**WHAT IS REQUIRED**: Output every entry exactly as written.

☆ ☆ ☆

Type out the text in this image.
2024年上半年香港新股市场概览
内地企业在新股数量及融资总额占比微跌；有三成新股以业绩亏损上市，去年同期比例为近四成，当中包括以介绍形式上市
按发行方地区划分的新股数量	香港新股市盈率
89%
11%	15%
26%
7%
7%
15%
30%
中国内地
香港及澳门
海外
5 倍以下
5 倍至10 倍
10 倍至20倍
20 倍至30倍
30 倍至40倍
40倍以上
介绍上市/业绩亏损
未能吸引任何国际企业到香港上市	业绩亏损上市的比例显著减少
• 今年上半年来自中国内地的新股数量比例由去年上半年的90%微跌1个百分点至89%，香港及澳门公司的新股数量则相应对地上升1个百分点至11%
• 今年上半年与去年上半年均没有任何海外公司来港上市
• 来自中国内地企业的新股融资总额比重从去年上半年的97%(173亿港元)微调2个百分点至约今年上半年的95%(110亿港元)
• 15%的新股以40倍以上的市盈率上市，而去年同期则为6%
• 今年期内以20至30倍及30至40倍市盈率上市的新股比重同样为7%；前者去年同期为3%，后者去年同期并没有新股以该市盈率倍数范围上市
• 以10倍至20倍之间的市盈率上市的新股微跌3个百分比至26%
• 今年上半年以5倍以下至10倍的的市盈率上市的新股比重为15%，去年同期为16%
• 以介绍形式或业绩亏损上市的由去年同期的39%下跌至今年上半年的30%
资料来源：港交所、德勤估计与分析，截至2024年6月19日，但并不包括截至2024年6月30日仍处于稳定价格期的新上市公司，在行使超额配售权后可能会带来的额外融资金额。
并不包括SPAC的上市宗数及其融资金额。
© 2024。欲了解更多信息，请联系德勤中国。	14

☆ ☆ ☆

**RESPONSE TO THE TASK**:
Type out the text in this image.
2024年上半年香港新股市场概览
内地企业在新股数量及融资总额占比微跌；有三成新股以业绩亏损上市，去年同期比例为近四成，当中包括以介绍形式上市
按发行方地区划分的新股数量	香港新股市盈率
89%
11%	15%
26%
7%
7%
15%
30%
中国内地
香港及澳门
海外
5 倍以下
5 倍至10 倍
10 倍至20倍
20 倍至30倍
30 倍至40倍
40倍以上
介绍上市/业绩亏损
未能吸引任何国际企业到香港上市	业绩亏损上市的比例显著减少
• 今年上半年来自中国内地的新股数量比例由去年上半年的90%微跌1个百分点至89%，香港及澳门公司的新股数量则相应对地上升1个百分点至11%
• 今年上半年与去年上半年均没有任何海外公司来港上市
• 来自中国内地企业的新股融资总额比重从去年上半年的97%(173亿港元)微调2个百分点至约今年上半年的95%(110亿港元)
• 15%的新股以40倍以上的市盈率上市，而去年同期则为6%
• 今年期内以20至30倍及30至40倍市盈率上市的新股比重同样为7%；前者去年同期为3%，后者去年同期并没有新股以该市盈率倍数范围上市
• 以10倍至20倍之间的市盈率上市的新股微跌3个百分比至26%
• 今年上半年以5倍以下至10倍的的市盈率上市的新股比重为15%，去年同期为16%
• 以介绍形式或业绩亏损上市的由去年同期的39%下跌至今年上半年的30%
资料来源：港交所、德勤估计与分析，截至2024年6月19日，但并不包括截至2024年6月30日仍处于稳定价格期的新上市公司，在行使超额配售权后可能会带来的额外融资金额。
并不包括SPAC的上市宗数及其融资金额。
© 2024。欲了解更多信息，请联系德勤中国。	14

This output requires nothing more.